JOB:
Can you return, unchanged, the lines of the material from the line containing "candle-body <box>1152 501 1190 521</box>" through the line containing "header: t00ts published", with both of those lines included?

------------------------------------------------------------------------

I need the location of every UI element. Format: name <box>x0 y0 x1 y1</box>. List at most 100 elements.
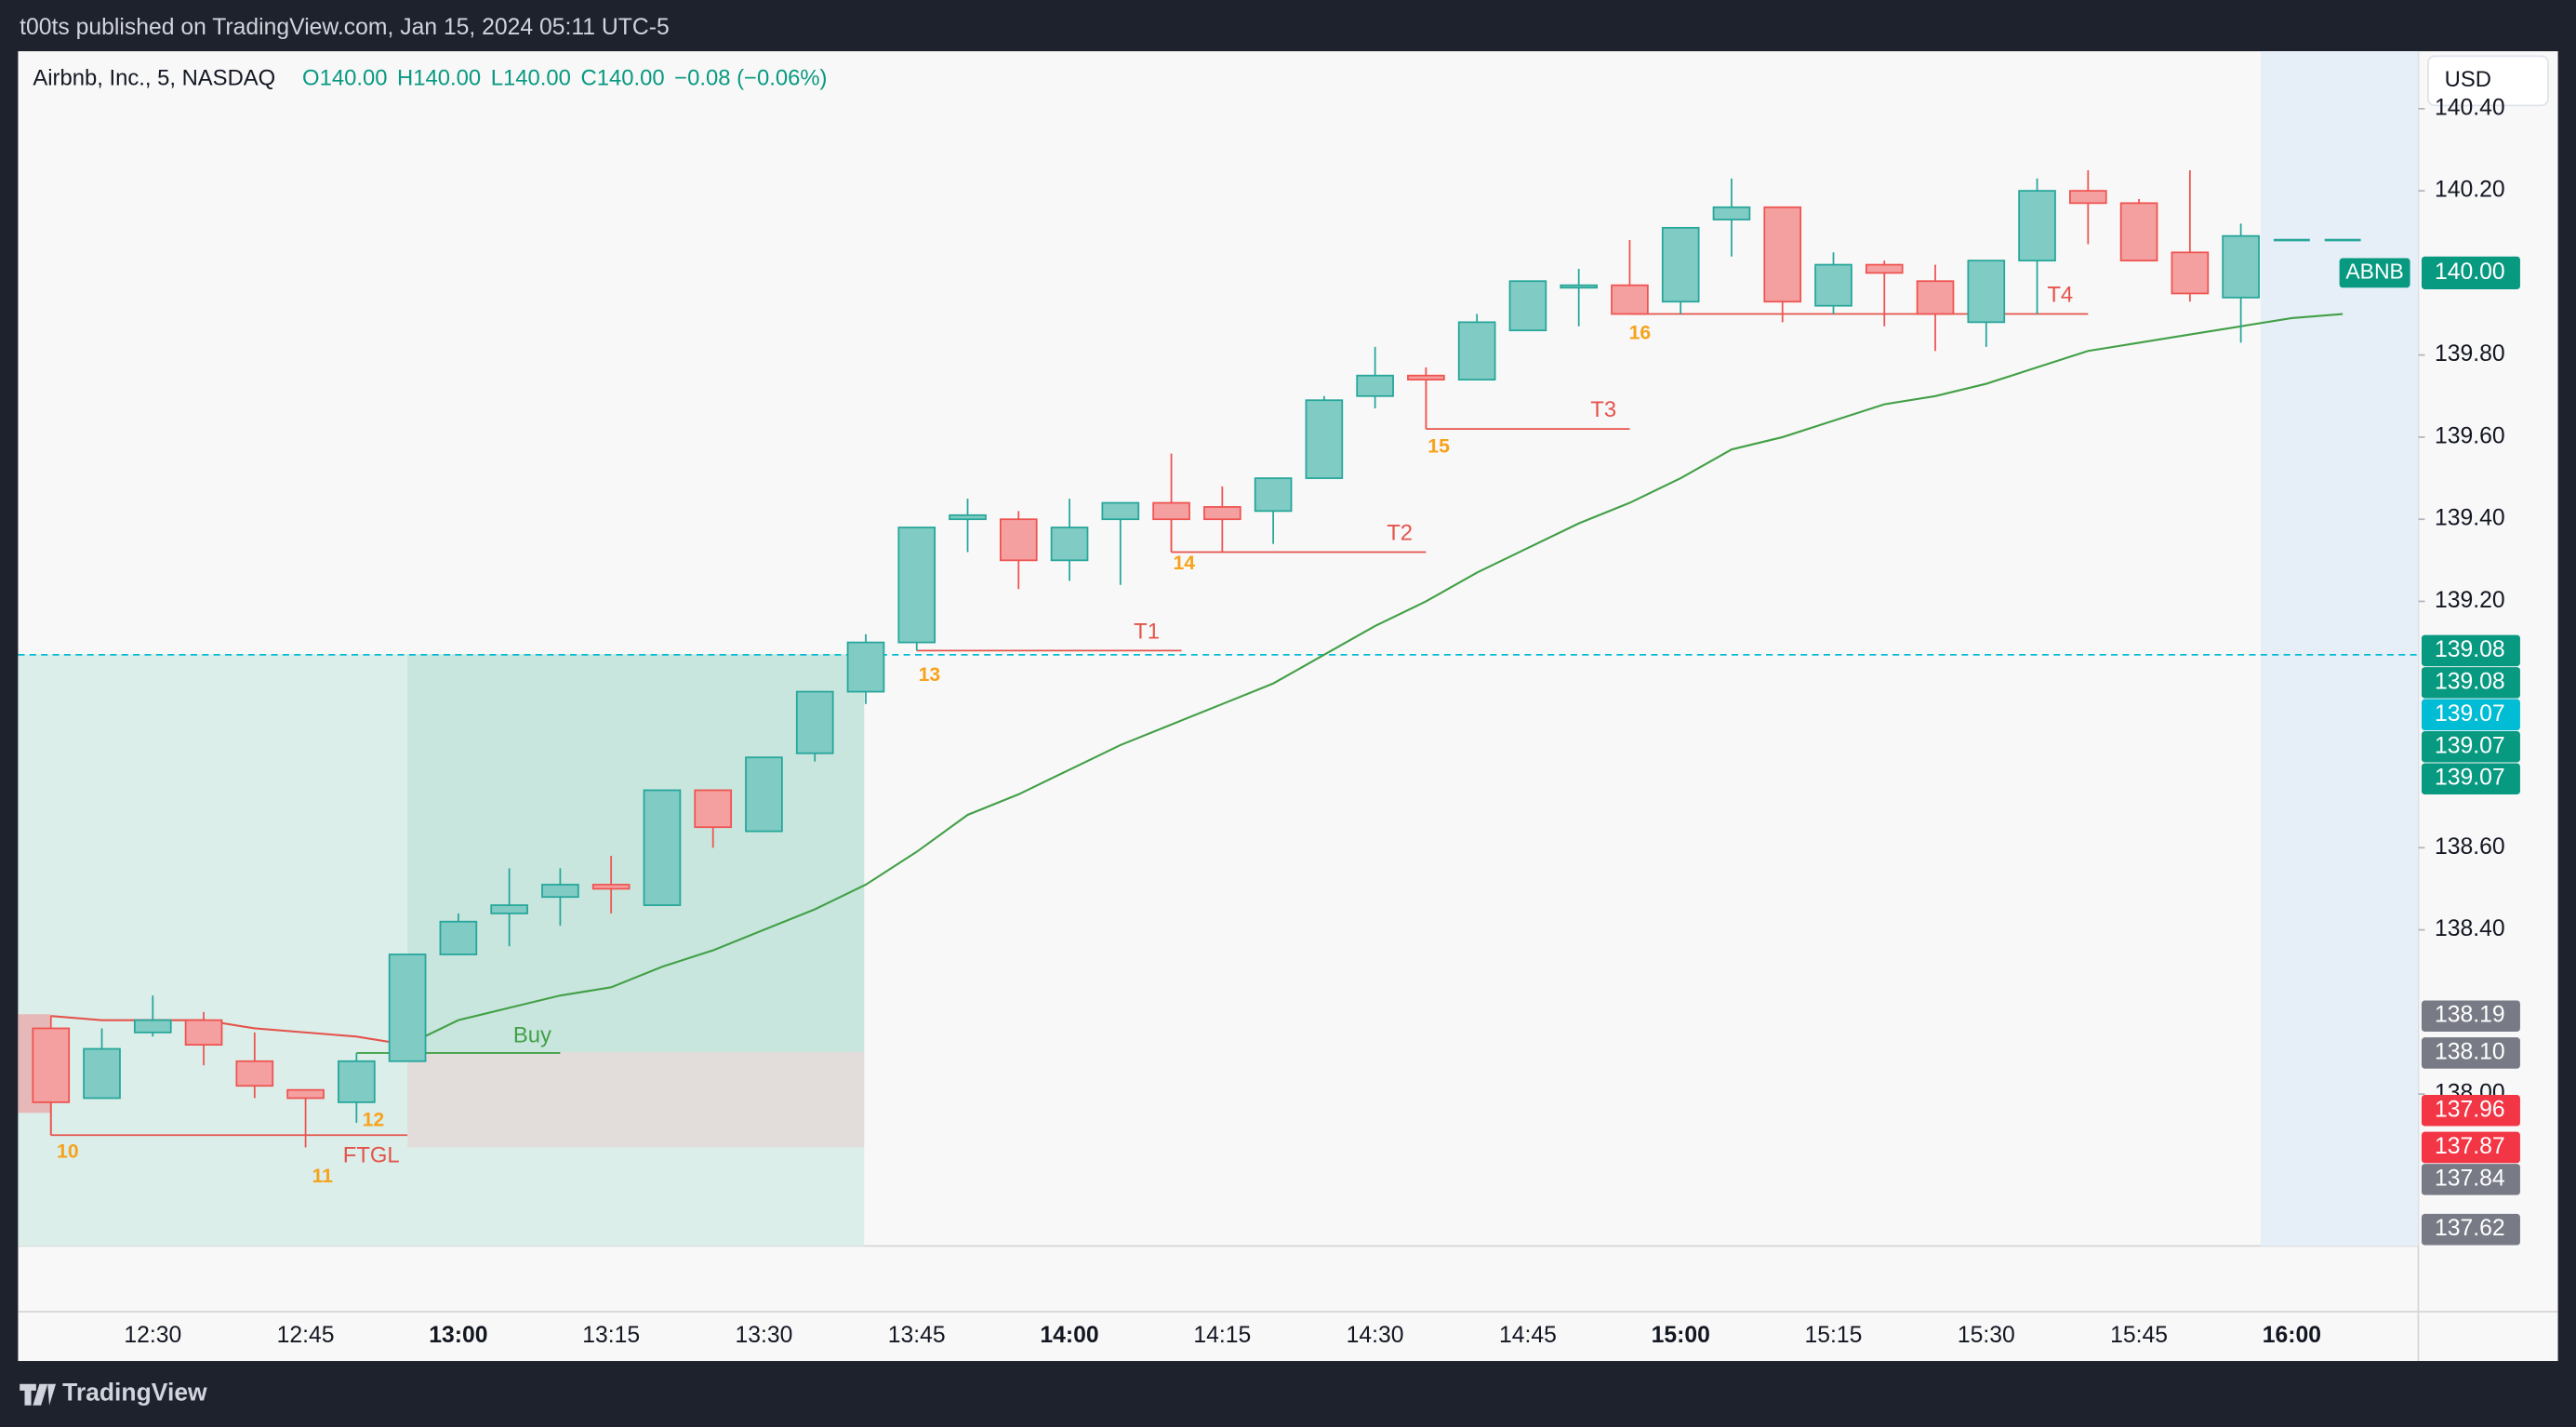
candle-body <box>1152 501 1190 521</box>
x-tick-label: 15:15 <box>1805 1323 1863 1348</box>
price-label: 139.07 <box>2435 701 2505 727</box>
candle-body <box>2018 190 2056 262</box>
header: t00ts published on TradingView.com, Jan … <box>20 15 670 40</box>
candle-body <box>439 920 478 955</box>
candle-body <box>1611 284 1649 315</box>
stop-zone <box>407 1051 865 1148</box>
legend-value: −0.08 (−0.06%) <box>674 65 827 90</box>
footer: TradingView <box>62 1378 207 1406</box>
bar-count: 14 <box>1173 553 1195 574</box>
candle-body <box>541 884 579 899</box>
candle-body <box>1305 399 1344 479</box>
moving-average <box>406 313 2344 1047</box>
level-label: T2 <box>1387 520 1413 545</box>
candle-body <box>388 954 427 1062</box>
x-tick-label: 14:00 <box>1040 1323 1098 1348</box>
level-label: FTGL <box>343 1142 400 1167</box>
price-label: 139.07 <box>2435 733 2505 758</box>
y-tick-label: 139.40 <box>2435 506 2505 531</box>
candle-body <box>897 527 936 644</box>
y-tick-label: 138.60 <box>2435 834 2505 860</box>
last-price-label: 140.00 <box>2435 260 2505 285</box>
price-label: 138.10 <box>2435 1039 2505 1064</box>
price-label: 137.62 <box>2435 1216 2505 1241</box>
candle-body <box>338 1060 376 1103</box>
price-label-box <box>2421 1094 2520 1127</box>
candle-body <box>1967 260 2006 324</box>
legend-value: L140.00 <box>491 65 571 90</box>
price-label: 139.08 <box>2435 637 2505 662</box>
moving-average <box>50 1015 408 1047</box>
x-tick-label: 14:30 <box>1347 1323 1404 1348</box>
level-label: T3 <box>1590 397 1616 422</box>
last-price-box <box>2421 256 2520 290</box>
candle-body <box>1763 206 1802 303</box>
last-price-tag <box>2339 258 2410 288</box>
candle-body <box>694 789 733 829</box>
price-label: 137.87 <box>2435 1134 2505 1159</box>
price-label-box <box>2421 667 2520 699</box>
price-label-box <box>2421 634 2520 667</box>
logo-mark <box>20 1383 57 1406</box>
x-tick-label: 15:30 <box>1958 1323 2015 1348</box>
price-label-box <box>2421 763 2520 795</box>
candle-body <box>999 518 1038 562</box>
bar-count: 16 <box>1629 323 1652 344</box>
candle-body <box>2069 190 2107 205</box>
candle-body <box>846 641 885 693</box>
x-tick-label: 13:15 <box>582 1323 640 1348</box>
footer-logo: TradingView <box>20 1378 207 1406</box>
x-tick-label: 14:15 <box>1193 1323 1251 1348</box>
x-tick-label: 14:45 <box>1499 1323 1557 1348</box>
candle-body <box>1814 263 1852 307</box>
candle-body <box>1916 280 1955 315</box>
price-label-box <box>2421 1000 2520 1033</box>
y-tick-label: 139.20 <box>2435 588 2505 613</box>
bar-count: 13 <box>919 664 941 686</box>
price-label: 139.08 <box>2435 669 2505 694</box>
price-label: 137.84 <box>2435 1166 2505 1191</box>
candle-body <box>235 1060 274 1087</box>
candle-body <box>1560 284 1599 289</box>
candle-body <box>1203 506 1242 521</box>
candle-body <box>745 756 783 833</box>
candle-body <box>1356 374 1394 397</box>
y-tick-label: 139.60 <box>2435 423 2505 448</box>
price-label-box <box>2421 730 2520 763</box>
candle-body <box>795 690 834 754</box>
x-tick-label: 12:30 <box>124 1323 181 1348</box>
candle-body <box>1712 206 1751 220</box>
bar-count: 10 <box>57 1140 79 1162</box>
candle-body <box>1508 280 1547 332</box>
legend-value: H140.00 <box>397 65 481 90</box>
price-label-box <box>2421 699 2520 731</box>
candle-body <box>83 1047 121 1100</box>
last-price-symbol: ABNB <box>2345 259 2404 283</box>
level-label: Buy <box>513 1023 551 1048</box>
level-label: T4 <box>2047 282 2073 307</box>
x-tick-label: 15:00 <box>1652 1323 1710 1348</box>
x-tick-label: 13:00 <box>429 1323 487 1348</box>
candle-body <box>490 904 528 914</box>
x-tick-label: 13:45 <box>888 1323 946 1348</box>
candle-body <box>1457 321 1496 381</box>
currency[interactable]: USD <box>2445 67 2491 92</box>
candle-body <box>133 1019 172 1034</box>
y-tick-label: 138.40 <box>2435 916 2505 941</box>
y-tick-label: 139.80 <box>2435 341 2505 367</box>
candle-body <box>1050 527 1089 562</box>
session-shade <box>2260 51 2419 1247</box>
currency-button[interactable] <box>2427 55 2549 107</box>
candle-body <box>1101 501 1140 521</box>
y-tick-label: 140.20 <box>2435 178 2505 203</box>
x-tick-label: 15:45 <box>2110 1323 2168 1348</box>
x-tick-label: 13:30 <box>736 1323 793 1348</box>
bar-count: 11 <box>312 1166 333 1187</box>
candle-body <box>643 789 682 906</box>
price-label-box <box>2421 1131 2520 1164</box>
y-tick-label: 140.40 <box>2435 95 2505 120</box>
candle-body <box>1865 263 1904 274</box>
candle-body <box>591 884 631 890</box>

------------------------------------------------------------------------

RESULT OF THE TASK:
candle-body <box>1152 501 1190 521</box>
x-tick-label: 15:15 <box>1805 1323 1863 1348</box>
price-label: 139.07 <box>2435 701 2505 727</box>
candle-body <box>2018 190 2056 262</box>
header: t00ts published on TradingView.com, Jan … <box>20 15 670 40</box>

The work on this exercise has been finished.